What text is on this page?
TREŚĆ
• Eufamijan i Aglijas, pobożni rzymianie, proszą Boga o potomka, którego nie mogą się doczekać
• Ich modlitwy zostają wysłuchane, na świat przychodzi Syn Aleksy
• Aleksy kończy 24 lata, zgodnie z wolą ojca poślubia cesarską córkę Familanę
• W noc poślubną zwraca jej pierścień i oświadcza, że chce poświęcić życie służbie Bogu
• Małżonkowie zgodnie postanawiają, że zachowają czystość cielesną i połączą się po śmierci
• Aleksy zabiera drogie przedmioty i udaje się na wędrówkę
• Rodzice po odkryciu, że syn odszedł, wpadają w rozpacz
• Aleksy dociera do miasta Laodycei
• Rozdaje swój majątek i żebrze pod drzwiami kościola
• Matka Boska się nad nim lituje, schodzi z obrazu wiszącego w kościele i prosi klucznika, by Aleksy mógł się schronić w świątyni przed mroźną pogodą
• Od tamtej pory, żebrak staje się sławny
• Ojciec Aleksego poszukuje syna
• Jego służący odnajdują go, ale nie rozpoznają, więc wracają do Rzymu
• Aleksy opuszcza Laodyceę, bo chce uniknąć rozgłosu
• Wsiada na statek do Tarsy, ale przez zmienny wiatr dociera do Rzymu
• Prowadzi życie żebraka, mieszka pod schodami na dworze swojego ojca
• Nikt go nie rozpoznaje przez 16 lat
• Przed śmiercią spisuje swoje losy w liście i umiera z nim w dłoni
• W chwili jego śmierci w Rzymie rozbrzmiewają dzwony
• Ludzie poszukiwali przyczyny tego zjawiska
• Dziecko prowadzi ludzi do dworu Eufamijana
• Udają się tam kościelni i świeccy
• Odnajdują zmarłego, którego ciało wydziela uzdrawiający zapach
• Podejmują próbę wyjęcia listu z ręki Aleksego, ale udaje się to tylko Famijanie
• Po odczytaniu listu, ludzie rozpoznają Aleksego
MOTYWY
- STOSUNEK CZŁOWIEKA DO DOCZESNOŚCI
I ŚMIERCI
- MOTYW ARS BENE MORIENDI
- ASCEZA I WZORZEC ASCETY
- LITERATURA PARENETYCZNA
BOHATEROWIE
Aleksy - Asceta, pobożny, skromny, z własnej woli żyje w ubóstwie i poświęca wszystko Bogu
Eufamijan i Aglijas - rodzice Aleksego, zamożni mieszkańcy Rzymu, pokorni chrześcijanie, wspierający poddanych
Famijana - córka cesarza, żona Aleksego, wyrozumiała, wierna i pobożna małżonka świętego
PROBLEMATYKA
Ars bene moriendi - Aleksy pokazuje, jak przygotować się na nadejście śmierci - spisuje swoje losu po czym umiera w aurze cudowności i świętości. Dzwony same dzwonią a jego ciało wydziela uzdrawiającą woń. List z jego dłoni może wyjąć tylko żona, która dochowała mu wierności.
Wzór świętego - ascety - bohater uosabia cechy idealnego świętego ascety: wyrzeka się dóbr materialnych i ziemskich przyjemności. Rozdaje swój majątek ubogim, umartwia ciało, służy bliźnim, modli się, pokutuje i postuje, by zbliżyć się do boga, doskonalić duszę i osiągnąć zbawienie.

· · ·

Select every line of the material above holding the word "Bogu" and copy it.

[The solution]
• W noc poślubną zwraca jej pierścień i oświadcza, że chce poświęcić życie służbie Bogu
Aleksy - Asceta, pobożny, skromny, z własnej woli żyje w ubóstwie i poświęca wszystko Bogu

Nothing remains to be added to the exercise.